- **GOAL**
Wherever "desfile" appears in a line, list that line.

## start INPUT DATA

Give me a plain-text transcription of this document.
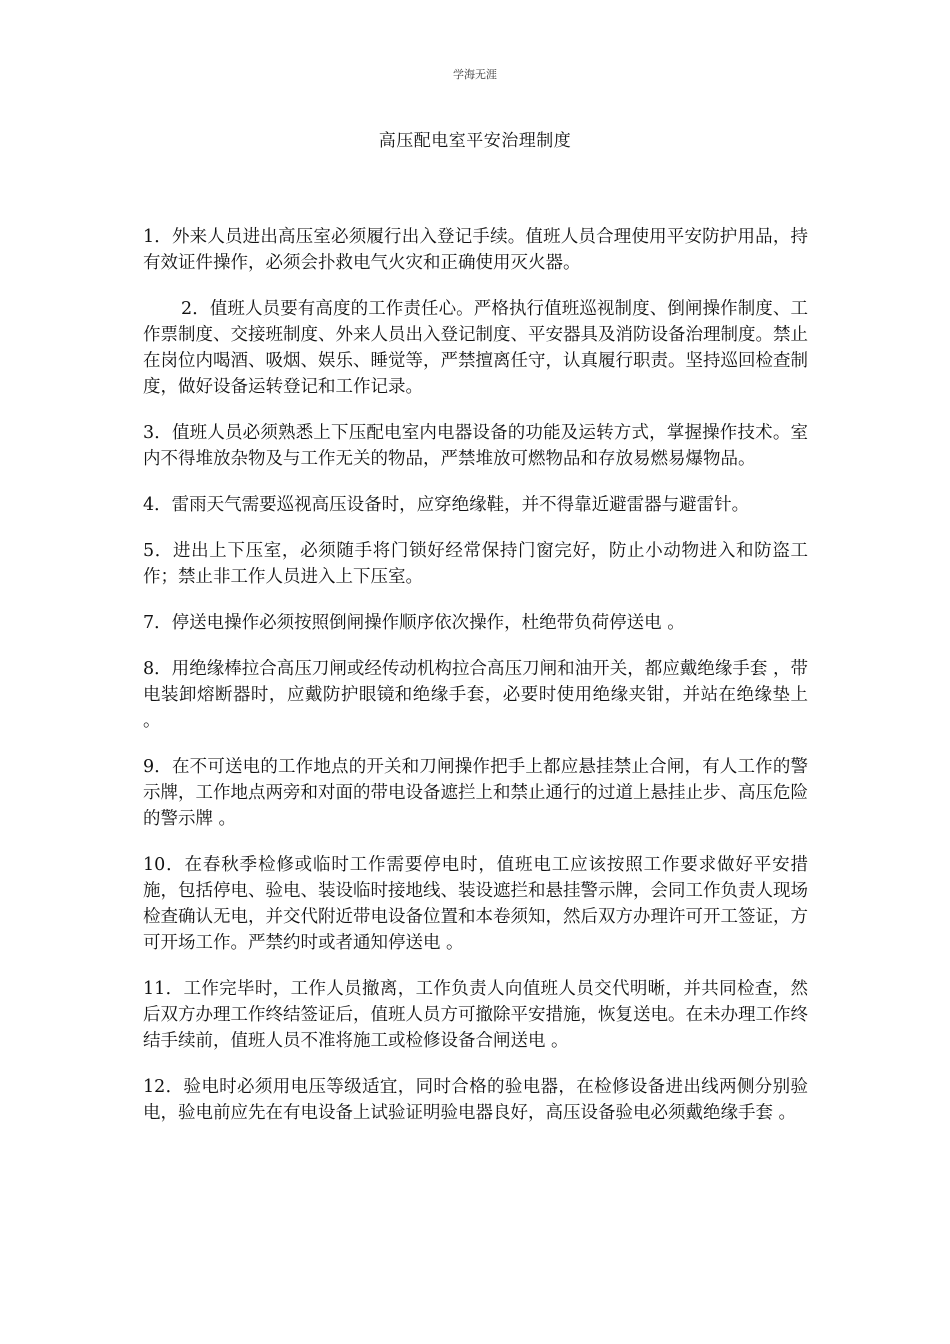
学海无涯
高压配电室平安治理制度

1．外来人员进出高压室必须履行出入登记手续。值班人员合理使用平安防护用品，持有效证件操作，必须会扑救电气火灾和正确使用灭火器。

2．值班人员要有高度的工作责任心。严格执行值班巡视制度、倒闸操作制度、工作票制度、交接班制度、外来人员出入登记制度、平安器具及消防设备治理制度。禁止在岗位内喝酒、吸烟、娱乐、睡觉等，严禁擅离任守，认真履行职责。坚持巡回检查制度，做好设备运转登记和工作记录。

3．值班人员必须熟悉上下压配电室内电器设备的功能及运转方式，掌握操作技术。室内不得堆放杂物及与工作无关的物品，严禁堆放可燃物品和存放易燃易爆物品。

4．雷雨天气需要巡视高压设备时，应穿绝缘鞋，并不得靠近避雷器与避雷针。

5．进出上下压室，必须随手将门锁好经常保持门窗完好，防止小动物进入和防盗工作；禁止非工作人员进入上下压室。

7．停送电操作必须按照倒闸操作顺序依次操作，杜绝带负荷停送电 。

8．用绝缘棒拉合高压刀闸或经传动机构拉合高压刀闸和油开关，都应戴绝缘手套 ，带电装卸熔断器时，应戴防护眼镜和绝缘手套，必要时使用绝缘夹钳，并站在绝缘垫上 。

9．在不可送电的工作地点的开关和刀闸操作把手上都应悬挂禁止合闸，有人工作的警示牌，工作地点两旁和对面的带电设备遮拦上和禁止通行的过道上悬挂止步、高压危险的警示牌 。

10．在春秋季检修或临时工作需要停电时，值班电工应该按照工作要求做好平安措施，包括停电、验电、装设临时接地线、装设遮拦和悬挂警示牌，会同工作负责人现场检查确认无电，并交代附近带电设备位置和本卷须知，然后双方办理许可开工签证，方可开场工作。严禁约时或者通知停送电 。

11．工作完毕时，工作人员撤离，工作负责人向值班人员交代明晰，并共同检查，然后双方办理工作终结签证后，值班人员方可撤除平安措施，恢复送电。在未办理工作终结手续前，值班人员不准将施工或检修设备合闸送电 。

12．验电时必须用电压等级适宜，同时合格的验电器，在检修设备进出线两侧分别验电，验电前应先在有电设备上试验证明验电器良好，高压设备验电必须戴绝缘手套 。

## end INPUT DATA
## start INPUT DATA

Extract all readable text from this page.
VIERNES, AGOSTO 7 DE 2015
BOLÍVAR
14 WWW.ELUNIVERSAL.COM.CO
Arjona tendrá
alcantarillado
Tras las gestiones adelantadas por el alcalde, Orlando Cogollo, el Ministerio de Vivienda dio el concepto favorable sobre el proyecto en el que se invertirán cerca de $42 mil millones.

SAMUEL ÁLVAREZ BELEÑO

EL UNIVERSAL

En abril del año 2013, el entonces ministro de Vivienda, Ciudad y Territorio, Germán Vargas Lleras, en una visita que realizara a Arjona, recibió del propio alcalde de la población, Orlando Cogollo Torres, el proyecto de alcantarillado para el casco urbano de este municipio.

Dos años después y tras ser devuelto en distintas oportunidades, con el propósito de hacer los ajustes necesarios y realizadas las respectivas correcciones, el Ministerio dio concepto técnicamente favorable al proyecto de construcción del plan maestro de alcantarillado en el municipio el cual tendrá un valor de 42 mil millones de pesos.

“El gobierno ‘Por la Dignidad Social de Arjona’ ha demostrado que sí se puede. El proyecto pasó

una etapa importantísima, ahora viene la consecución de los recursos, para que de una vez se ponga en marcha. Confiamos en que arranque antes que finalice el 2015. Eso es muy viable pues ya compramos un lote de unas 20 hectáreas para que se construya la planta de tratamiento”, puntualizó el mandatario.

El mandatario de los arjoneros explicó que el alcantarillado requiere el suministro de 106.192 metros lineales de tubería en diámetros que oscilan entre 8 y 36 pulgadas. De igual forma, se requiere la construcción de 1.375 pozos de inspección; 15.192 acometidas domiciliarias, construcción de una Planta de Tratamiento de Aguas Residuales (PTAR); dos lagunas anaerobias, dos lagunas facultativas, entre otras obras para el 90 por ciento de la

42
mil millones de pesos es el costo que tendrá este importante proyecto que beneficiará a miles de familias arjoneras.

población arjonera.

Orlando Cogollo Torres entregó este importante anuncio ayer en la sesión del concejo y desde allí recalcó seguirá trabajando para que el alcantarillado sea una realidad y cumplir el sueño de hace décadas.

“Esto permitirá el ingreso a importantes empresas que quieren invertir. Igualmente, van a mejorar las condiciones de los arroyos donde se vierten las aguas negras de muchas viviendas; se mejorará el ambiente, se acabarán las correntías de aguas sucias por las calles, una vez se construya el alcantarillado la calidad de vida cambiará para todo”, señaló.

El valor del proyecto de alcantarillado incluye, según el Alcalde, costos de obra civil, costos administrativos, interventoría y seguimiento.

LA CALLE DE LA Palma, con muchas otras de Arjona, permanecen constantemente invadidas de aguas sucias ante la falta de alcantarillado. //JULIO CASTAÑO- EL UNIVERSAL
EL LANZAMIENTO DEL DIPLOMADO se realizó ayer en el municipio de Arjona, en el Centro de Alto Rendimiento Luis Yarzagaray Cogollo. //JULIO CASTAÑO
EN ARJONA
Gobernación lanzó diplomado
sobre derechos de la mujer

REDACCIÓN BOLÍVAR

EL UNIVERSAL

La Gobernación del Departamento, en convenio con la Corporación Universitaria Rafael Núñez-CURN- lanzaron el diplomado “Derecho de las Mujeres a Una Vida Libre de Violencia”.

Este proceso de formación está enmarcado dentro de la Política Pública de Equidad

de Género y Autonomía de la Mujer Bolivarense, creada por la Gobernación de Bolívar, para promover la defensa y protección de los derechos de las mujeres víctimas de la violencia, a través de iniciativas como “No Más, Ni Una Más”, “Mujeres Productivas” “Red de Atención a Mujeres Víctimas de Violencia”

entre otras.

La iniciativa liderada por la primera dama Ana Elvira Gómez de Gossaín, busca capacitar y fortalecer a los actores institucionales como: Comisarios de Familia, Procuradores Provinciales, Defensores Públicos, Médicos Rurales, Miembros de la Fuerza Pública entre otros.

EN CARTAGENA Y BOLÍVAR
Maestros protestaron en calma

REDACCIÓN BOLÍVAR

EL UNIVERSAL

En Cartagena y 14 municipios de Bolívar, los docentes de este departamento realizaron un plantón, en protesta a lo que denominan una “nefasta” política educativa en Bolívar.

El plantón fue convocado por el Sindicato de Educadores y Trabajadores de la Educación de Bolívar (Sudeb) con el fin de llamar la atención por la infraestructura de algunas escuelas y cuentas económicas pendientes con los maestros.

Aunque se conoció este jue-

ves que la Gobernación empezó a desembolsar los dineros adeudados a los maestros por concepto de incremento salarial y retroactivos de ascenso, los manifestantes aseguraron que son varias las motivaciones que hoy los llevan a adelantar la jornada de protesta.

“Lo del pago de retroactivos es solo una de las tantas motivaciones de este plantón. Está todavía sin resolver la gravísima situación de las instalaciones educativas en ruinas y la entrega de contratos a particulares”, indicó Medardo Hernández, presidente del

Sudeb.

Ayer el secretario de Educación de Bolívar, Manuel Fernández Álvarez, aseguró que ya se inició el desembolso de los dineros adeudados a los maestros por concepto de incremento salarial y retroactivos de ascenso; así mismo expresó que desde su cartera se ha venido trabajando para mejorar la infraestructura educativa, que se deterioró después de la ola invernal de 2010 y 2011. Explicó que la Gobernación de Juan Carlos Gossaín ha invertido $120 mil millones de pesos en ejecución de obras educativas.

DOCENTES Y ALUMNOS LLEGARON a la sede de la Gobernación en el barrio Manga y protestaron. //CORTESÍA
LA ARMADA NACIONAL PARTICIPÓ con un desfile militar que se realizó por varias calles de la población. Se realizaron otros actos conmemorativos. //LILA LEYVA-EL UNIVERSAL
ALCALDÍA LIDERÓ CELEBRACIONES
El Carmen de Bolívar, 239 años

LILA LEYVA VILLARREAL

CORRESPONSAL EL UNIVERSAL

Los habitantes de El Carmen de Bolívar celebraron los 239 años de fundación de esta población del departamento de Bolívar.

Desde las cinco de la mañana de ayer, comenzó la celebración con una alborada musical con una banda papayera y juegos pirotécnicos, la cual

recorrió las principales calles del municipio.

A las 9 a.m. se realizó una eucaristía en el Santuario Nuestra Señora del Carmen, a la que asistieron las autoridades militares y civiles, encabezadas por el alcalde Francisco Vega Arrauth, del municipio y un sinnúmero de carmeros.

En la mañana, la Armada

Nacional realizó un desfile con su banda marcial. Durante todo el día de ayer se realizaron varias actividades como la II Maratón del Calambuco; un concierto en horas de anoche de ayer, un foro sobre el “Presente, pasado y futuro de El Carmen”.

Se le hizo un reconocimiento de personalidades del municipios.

## end INPUT DATA

- **COMPLETE RESPONSE**
LA ARMADA NACIONAL PARTICIPÓ con un desfile militar que se realizó por varias calles de la población. Se realizaron otros actos conmemorativos. //LILA LEYVA-EL UNIVERSAL
Nacional realizó un desfile con su banda marcial. Durante todo el día de ayer se realizaron varias actividades como la II Maratón del Calambuco; un concierto en horas de anoche de ayer, un foro sobre el “Presente, pasado y futuro de El Carmen”.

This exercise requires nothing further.